* _WHAT YOU SHOULD DO_:
Every line that holds "изменения" should be shown.

___ EXTRACTED ENTRIES ___

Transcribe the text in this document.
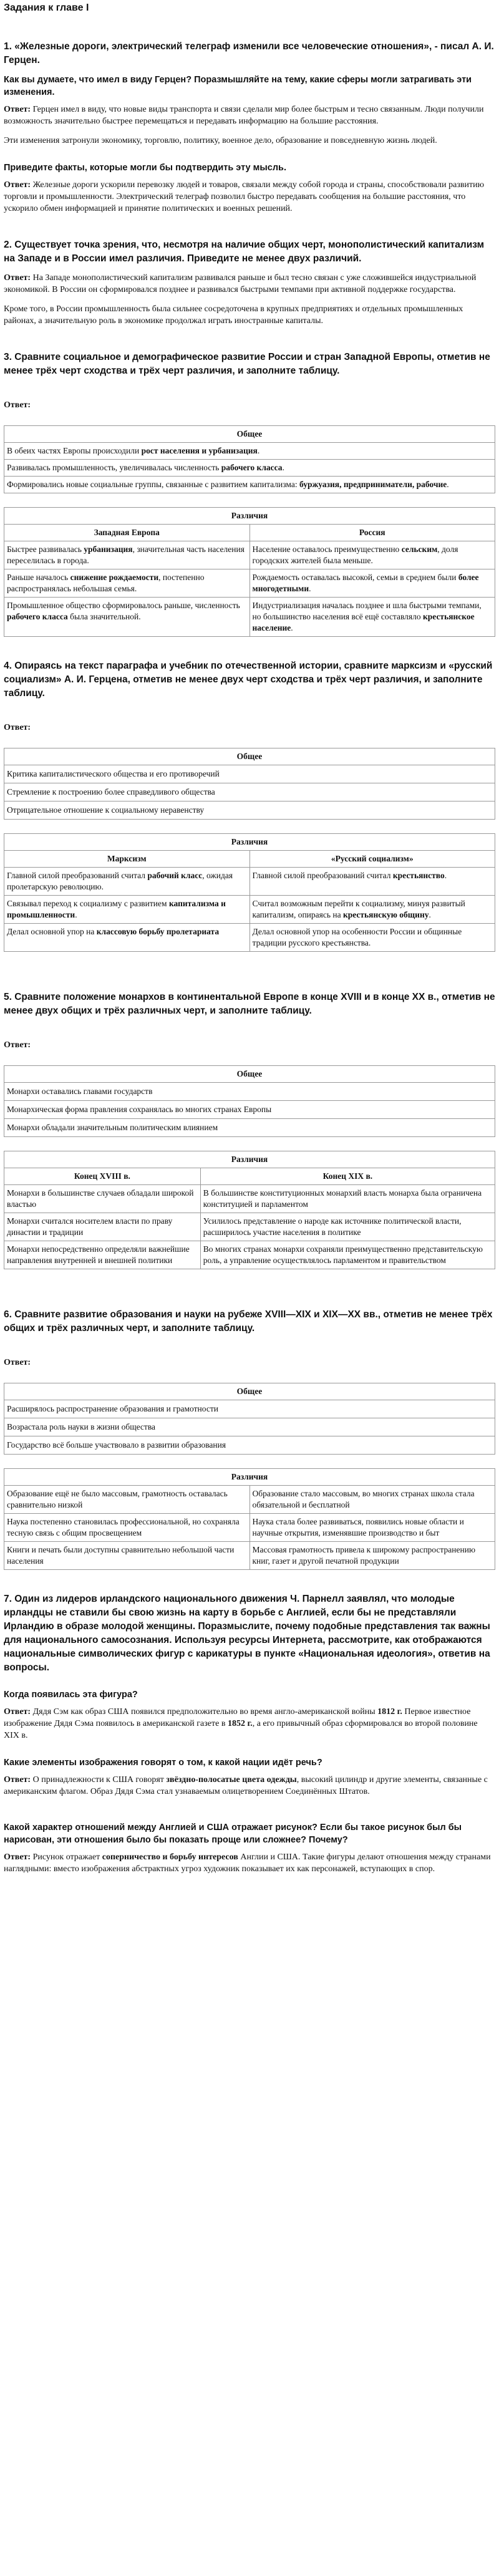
Задания к главе I
1. «Железные дороги, электрический телеграф изменили все человеческие отношения», - писал А. И. Герцен.
Как вы думаете, что имел в виду Герцен? Поразмышляйте на тему, какие сферы могли затрагивать эти изменения.
Ответ: Герцен имел в виду, что новые виды транспорта и связи сделали мир более быстрым и тесно связанным. Люди получили возможность значительно быстрее перемещаться и передавать информацию на большие расстояния.
Эти изменения затронули экономику, торговлю, политику, военное дело, образование и повседневную жизнь людей.
Приведите факты, которые могли бы подтвердить эту мысль.
Ответ: Железные дороги ускорили перевозку людей и товаров, связали между собой города и страны, способствовали развитию торговли и промышленности. Электрический телеграф позволил быстро передавать сообщения на большие расстояния, что ускорило обмен информацией и принятие политических и военных решений.
2. Существует точка зрения, что, несмотря на наличие общих черт, монополистический капитализм на Западе и в России имел различия. Приведите не менее двух различий.
Ответ: На Западе монополистический капитализм развивался раньше и был тесно связан с уже сложившейся индустриальной экономикой. В России он сформировался позднее и развивался быстрыми темпами при активной поддержке государства.
Кроме того, в России промышленность была сильнее сосредоточена в крупных предприятиях и отдельных промышленных районах, а значительную роль в экономике продолжал играть иностранные капиталы.
3. Сравните социальное и демографическое развитие России и стран Западной Европы, отметив не менее трёх черт сходства и трёх черт различия, и заполните таблицу.
Ответ:
Общее
В обеих частях Европы происходили рост населения и урбанизация.
Развивалась промышленность, увеличивалась численность рабочего класса.
Формировались новые социальные группы, связанные с развитием капитализма: буржуазия, предприниматели, рабочие.
Различия	
Западная Европа	Россия
Быстрее развивалась урбанизация, значительная часть населения переселилась в города.	Население оставалось преимущественно сельским, доля городских жителей была меньше.
Раньше началось снижение рождаемости, постепенно распространялась небольшая семья.	Рождаемость оставалась высокой, семьи в среднем были более многодетными.
Промышленное общество сформировалось раньше, численность рабочего класса была значительной.	Индустриализация началась позднее и шла быстрыми темпами, но большинство населения всё ещё составляло крестьянское население.
4. Опираясь на текст параграфа и учебник по отечественной истории, сравните марксизм и «русский социализм» А. И. Герцена, отметив не менее двух черт сходства и трёх черт различия, и заполните таблицу.
Ответ:
Общее
Критика капиталистического общества и его противоречий
Стремление к построению более справедливого общества
Отрицательное отношение к социальному неравенству
Различия	
Марксизм	«Русский социализм»
Главной силой преобразований считал рабочий класс, ожидая пролетарскую революцию.	Главной силой преобразований считал крестьянство.
Связывал переход к социализму с развитием капитализма и промышленности.	Считал возможным перейти к социализму, минуя развитый капитализм, опираясь на крестьянскую общину.
Делал основной упор на классовую борьбу пролетариата	Делал основной упор на особенности России и общинные традиции русского крестьянства.
5. Сравните положение монархов в континентальной Европе в конце XVIII и в конце XX в., отметив не менее двух общих и трёх различных черт, и заполните таблицу.
Ответ:
Общее
Монархи оставались главами государств
Монархическая форма правления сохранялась во многих странах Европы
Монархи обладали значительным политическим влиянием
Различия	
Конец XVIII в.	Конец XIX в.
Монархи в большинстве случаев обладали широкой властью	В большинстве конституционных монархий власть монарха была ограничена конституцией и парламентом
Монархи считался носителем власти по праву династии и традиции	Усилилось представление о народе как источнике политической власти, расширилось участие населения в политике
Монархи непосредственно определяли важнейшие направления внутренней и внешней политики	Во многих странах монархи сохраняли преимущественно представительскую роль, а управление осуществлялось парламентом и правительством
6. Сравните развитие образования и науки на рубеже XVIII—XIX и XIX—XX вв., отметив не менее трёх общих и трёх различных черт, и заполните таблицу.
Ответ:
Общее
Расширялось распространение образования и грамотности
Возрастала роль науки в жизни общества
Государство всё больше участвовало в развитии образования
Различия	
Образование ещё не было массовым, грамотность оставалась сравнительно низкой	Образование стало массовым, во многих странах школа стала обязательной и бесплатной
Наука постепенно становилась профессиональной, но сохраняла тесную связь с общим просвещением	Наука стала более развиваться, появились новые области и научные открытия, изменявшие производство и быт
Книги и печать были доступны сравнительно небольшой части населения	Массовая грамотность привела к широкому распространению книг, газет и другой печатной продукции
7. Один из лидеров ирландского национального движения Ч. Парнелл заявлял, что молодые ирландцы не ставили бы свою жизнь на карту в борьбе с Англией, если бы не представляли Ирландию в образе молодой женщины. Поразмыслите, почему подобные представления так важны для национального самосознания. Используя ресурсы Интернета, рассмотрите, как отображаются национальные символических фигур с карикатуры в пункте «Национальная идеология», ответив на вопросы.
Когда появилась эта фигура?
Ответ: Дядя Сэм как образ США появился предположительно во время англо-американской войны 1812 г. Первое известное изображение Дядя Сэма появилось в американской газете в 1852 г., а его привычный образ сформировался во второй половине XIX в.
Какие элементы изображения говорят о том, к какой нации идёт речь?
Ответ: О принадлежности к США говорят звёздно-полосатые цвета одежды, высокий цилиндр и другие элементы, связанные с американским флагом. Образ Дядя Сэма стал узнаваемым олицетворением Соединённых Штатов.
Какой характер отношений между Англией и США отражает рисунок? Если бы такое рисунок был бы нарисован, эти отношения было бы показать проще или сложнее? Почему?
Ответ: Рисунок отражает соперничество и борьбу интересов Англии и США. Такие фигуры делают отношения между странами наглядными: вместо изображения абстрактных угроз художник показывает их как персонажей, вступающих в спор.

___

* _RESPONSE_:
Как вы думаете, что имел в виду Герцен? Поразмышляйте на тему, какие сферы могли затрагивать эти изменения.
Эти изменения затронули экономику, торговлю, политику, военное дело, образование и повседневную жизнь людей.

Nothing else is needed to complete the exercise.